(Figure collection entries)
○ ○ ○

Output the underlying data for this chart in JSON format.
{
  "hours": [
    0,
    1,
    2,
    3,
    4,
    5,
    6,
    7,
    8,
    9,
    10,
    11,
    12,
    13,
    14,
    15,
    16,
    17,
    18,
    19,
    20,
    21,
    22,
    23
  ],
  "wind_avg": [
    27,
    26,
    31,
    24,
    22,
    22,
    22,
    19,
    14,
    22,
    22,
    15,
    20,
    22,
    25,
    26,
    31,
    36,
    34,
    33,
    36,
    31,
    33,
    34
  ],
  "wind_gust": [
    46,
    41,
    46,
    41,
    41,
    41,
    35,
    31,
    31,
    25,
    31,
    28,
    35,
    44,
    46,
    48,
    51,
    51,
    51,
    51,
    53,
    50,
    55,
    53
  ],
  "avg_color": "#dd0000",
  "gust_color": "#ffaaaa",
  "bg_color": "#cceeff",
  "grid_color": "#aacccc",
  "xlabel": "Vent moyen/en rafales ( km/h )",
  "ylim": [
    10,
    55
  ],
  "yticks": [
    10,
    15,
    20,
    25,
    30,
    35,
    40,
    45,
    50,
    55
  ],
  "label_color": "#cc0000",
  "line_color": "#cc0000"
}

○ ○ ○

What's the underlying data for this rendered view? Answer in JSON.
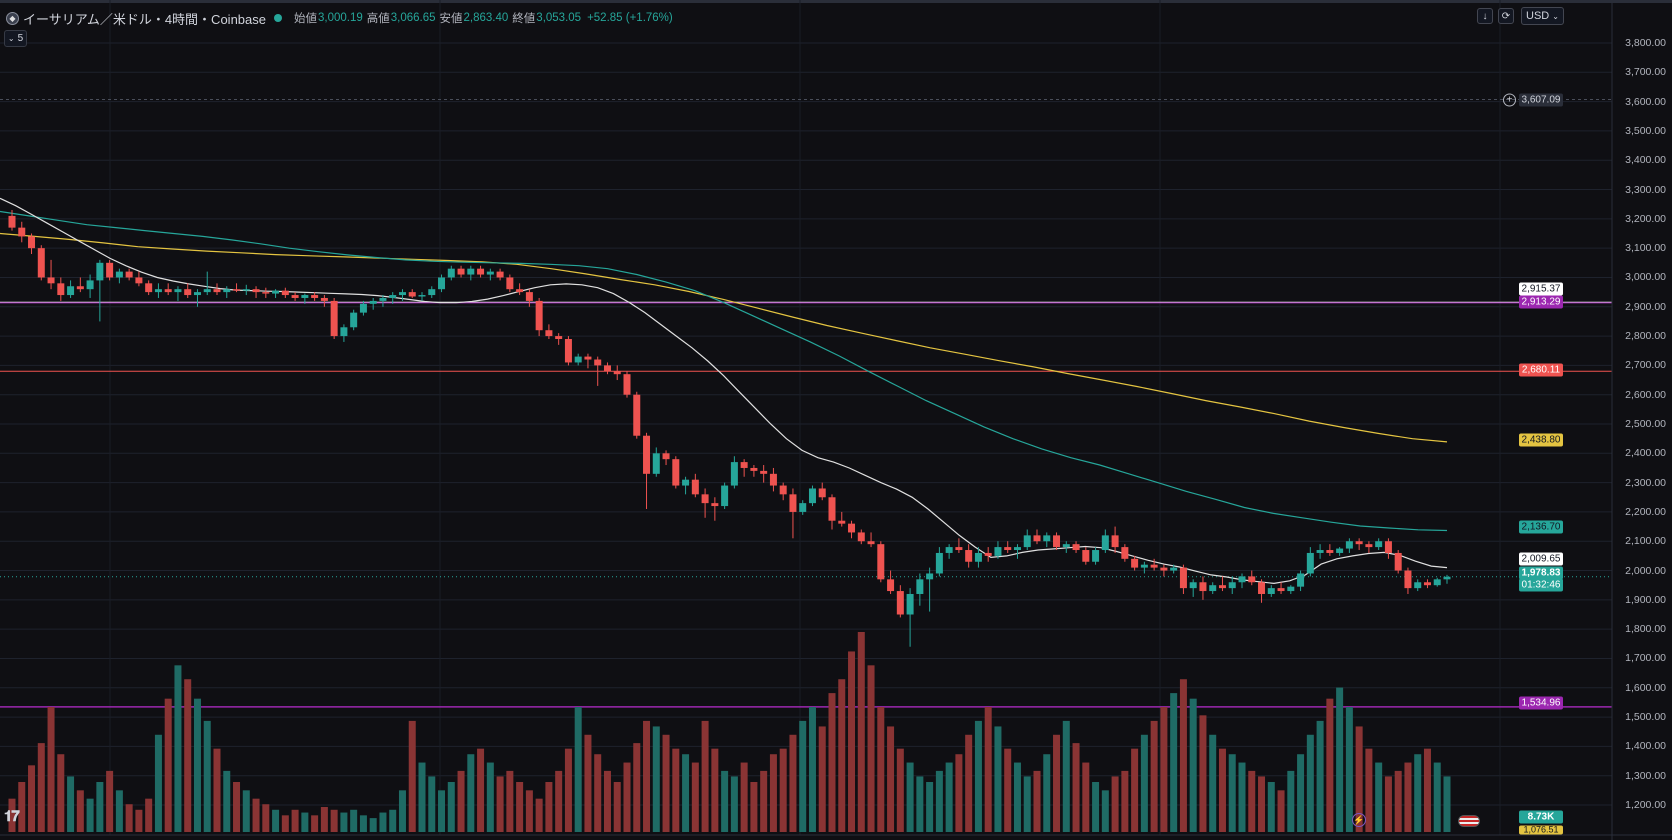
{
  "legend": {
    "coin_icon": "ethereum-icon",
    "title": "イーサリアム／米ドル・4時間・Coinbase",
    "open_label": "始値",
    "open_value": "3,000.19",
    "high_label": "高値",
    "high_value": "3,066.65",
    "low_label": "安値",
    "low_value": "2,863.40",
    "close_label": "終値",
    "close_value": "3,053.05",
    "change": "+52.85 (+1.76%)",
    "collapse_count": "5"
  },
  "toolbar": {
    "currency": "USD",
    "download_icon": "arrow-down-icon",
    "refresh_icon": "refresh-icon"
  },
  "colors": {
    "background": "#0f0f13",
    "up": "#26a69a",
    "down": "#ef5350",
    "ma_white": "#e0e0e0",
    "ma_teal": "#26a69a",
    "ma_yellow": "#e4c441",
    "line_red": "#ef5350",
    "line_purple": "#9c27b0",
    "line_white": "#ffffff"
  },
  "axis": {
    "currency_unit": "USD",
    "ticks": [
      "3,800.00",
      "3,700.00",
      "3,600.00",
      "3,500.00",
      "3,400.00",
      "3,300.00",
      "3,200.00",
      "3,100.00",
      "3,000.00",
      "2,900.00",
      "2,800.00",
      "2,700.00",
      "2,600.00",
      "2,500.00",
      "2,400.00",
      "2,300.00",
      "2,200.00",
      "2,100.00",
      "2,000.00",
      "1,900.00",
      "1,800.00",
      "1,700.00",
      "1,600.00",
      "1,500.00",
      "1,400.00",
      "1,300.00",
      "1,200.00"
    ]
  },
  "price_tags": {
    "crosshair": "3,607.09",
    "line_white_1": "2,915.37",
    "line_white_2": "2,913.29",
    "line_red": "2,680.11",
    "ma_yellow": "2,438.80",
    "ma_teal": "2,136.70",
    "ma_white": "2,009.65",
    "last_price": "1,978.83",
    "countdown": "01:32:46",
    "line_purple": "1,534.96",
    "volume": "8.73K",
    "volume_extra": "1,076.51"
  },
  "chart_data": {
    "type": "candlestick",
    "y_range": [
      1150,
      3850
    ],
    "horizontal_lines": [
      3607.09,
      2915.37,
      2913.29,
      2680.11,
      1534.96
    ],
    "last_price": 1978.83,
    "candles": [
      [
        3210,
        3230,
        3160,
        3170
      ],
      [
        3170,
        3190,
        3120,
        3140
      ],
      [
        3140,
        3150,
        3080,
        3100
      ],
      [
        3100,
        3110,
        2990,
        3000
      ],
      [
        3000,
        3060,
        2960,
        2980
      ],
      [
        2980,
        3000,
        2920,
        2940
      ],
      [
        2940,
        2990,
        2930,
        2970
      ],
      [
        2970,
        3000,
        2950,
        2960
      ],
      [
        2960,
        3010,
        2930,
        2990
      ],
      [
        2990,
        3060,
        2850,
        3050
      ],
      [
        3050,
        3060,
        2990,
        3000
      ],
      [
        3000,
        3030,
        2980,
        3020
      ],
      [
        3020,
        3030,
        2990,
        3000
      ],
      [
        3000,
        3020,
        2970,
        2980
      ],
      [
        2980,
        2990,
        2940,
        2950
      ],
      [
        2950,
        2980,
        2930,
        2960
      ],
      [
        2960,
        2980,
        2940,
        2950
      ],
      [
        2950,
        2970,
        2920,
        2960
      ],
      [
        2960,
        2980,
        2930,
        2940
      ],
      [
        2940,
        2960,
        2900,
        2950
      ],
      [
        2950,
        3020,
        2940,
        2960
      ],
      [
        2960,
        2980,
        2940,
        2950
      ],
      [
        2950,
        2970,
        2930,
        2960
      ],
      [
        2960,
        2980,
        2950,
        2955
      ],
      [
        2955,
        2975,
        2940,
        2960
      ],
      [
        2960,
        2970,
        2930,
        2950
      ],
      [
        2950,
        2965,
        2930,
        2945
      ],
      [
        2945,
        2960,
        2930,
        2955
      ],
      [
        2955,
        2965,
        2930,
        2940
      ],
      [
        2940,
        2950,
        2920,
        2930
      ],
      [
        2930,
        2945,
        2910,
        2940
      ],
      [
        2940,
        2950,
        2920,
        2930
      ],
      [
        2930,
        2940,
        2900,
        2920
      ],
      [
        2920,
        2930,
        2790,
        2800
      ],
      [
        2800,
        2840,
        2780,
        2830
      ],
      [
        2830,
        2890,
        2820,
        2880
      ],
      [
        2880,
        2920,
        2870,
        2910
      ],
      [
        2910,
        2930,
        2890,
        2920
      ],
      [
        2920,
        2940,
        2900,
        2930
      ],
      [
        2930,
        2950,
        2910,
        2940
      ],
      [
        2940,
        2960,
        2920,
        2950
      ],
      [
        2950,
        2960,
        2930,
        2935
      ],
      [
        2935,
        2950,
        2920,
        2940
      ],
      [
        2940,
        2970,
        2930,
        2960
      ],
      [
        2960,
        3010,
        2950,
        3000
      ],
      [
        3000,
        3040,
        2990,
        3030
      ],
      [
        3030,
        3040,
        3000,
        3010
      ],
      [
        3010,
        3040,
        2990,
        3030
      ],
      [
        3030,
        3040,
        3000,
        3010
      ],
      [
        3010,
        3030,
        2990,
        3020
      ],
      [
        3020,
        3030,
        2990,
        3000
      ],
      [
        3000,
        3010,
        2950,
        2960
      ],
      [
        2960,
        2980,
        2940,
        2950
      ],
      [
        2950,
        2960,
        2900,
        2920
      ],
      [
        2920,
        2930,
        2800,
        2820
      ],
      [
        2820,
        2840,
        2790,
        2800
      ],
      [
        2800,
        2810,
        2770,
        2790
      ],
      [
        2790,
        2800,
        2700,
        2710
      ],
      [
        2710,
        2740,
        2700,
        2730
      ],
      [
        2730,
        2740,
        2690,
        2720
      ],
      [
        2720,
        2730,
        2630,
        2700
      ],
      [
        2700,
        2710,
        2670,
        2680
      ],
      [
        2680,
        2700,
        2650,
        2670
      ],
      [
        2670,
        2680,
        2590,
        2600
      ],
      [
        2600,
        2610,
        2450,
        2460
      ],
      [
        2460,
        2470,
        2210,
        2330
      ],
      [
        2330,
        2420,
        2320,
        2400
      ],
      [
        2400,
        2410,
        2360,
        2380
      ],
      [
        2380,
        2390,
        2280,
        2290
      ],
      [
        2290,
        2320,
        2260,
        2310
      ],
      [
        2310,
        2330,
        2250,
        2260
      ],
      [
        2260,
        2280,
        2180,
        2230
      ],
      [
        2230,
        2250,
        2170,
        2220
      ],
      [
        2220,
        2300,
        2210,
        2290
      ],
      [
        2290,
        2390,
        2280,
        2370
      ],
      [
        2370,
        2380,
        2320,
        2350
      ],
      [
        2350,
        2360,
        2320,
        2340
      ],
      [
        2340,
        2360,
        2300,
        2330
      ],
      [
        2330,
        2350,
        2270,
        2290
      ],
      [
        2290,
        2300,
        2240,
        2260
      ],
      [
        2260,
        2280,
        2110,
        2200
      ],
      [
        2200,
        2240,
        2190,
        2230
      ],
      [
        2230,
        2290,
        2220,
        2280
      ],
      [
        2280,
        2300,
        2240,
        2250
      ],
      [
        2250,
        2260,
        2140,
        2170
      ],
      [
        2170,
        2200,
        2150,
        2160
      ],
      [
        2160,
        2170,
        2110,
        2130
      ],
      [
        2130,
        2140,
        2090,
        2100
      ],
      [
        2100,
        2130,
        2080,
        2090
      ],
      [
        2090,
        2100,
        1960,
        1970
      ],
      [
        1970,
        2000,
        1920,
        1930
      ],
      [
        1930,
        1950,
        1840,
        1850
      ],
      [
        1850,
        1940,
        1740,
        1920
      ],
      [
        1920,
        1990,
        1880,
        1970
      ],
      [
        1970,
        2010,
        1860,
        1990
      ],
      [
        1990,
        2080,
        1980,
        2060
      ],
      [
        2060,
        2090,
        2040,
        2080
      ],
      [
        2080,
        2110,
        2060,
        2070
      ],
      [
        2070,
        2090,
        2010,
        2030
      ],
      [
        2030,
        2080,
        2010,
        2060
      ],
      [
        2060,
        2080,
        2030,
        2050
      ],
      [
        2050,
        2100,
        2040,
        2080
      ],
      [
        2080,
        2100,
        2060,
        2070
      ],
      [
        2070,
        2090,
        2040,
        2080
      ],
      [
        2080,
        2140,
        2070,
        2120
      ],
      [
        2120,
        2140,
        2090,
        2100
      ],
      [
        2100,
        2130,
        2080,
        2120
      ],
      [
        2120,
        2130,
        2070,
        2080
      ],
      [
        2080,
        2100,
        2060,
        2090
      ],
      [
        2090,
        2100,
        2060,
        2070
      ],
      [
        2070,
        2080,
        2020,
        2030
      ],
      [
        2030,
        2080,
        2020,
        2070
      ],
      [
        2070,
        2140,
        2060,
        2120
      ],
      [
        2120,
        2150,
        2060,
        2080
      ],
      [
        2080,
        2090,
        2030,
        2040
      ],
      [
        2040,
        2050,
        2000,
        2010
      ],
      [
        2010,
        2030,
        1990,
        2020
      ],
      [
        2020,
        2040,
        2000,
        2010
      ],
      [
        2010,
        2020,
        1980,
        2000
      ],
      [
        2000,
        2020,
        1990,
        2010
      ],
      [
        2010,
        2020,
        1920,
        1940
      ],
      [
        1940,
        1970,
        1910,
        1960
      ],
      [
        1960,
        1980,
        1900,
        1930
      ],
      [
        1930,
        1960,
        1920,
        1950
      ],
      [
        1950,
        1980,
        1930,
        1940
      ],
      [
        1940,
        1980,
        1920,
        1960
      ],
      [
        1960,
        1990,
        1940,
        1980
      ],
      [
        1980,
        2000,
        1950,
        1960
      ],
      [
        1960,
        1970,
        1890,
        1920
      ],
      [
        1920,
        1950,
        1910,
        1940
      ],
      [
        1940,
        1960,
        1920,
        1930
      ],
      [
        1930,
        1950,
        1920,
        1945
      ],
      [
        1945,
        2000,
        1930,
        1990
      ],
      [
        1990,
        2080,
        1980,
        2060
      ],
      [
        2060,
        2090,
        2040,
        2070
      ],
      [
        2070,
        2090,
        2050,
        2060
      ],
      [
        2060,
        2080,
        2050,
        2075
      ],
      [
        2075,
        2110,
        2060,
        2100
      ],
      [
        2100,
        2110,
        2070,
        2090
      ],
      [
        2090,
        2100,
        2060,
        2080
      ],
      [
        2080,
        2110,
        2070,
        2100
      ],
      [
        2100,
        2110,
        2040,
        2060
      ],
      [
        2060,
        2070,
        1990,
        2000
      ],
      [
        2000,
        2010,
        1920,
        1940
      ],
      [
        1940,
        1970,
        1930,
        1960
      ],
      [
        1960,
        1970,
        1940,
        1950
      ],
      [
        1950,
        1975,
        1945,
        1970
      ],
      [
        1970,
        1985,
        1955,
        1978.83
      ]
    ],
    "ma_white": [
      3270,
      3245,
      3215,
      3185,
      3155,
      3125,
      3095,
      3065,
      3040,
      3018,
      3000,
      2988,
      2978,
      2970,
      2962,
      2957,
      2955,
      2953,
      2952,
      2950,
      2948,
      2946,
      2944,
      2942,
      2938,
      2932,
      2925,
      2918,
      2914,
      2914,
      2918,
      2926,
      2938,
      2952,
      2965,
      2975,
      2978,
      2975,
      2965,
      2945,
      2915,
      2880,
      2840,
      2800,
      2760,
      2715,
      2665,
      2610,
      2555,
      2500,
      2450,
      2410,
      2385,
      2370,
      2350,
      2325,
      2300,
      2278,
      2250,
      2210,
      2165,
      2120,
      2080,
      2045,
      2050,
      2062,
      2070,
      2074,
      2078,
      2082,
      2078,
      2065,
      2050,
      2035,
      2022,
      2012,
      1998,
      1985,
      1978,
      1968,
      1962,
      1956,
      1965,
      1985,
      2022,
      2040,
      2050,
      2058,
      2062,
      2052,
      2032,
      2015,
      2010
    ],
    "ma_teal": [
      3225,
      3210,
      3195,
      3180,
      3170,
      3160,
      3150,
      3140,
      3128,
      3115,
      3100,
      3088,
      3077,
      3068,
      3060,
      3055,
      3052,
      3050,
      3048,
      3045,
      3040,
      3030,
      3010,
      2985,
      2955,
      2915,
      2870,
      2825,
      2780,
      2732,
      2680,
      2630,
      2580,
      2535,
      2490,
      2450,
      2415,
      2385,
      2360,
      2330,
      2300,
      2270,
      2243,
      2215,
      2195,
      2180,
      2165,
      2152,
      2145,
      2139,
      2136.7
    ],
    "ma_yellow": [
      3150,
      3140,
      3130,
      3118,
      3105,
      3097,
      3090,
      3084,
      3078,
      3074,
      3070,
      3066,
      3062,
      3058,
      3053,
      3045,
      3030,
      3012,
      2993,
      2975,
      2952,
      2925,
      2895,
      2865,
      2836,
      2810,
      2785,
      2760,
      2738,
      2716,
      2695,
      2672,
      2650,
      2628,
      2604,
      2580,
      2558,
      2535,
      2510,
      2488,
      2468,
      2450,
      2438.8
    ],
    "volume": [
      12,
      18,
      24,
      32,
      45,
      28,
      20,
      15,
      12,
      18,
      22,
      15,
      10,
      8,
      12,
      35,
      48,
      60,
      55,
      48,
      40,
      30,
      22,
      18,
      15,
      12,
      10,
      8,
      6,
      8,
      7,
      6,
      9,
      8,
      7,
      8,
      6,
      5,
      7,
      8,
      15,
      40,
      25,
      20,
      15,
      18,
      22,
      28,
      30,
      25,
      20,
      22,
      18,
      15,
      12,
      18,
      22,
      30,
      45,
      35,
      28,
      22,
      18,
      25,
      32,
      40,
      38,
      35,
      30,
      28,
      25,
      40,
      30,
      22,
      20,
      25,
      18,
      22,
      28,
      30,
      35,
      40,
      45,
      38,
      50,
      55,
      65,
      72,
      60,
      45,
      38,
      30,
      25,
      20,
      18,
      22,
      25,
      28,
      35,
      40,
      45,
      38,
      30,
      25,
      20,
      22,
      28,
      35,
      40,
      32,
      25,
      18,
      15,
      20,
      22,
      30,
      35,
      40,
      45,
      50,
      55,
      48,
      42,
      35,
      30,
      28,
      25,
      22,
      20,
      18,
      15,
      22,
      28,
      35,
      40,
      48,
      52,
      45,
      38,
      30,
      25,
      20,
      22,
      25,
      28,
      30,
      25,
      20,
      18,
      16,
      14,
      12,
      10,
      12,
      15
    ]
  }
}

○ ○ ○

REQUEST: Using the material above, gather every line that includes "icon".

WRITTEN SOLUTION:
    "coin_icon": "ethereum-icon",
    "download_icon": "arrow-down-icon",
    "refresh_icon": "refresh-icon"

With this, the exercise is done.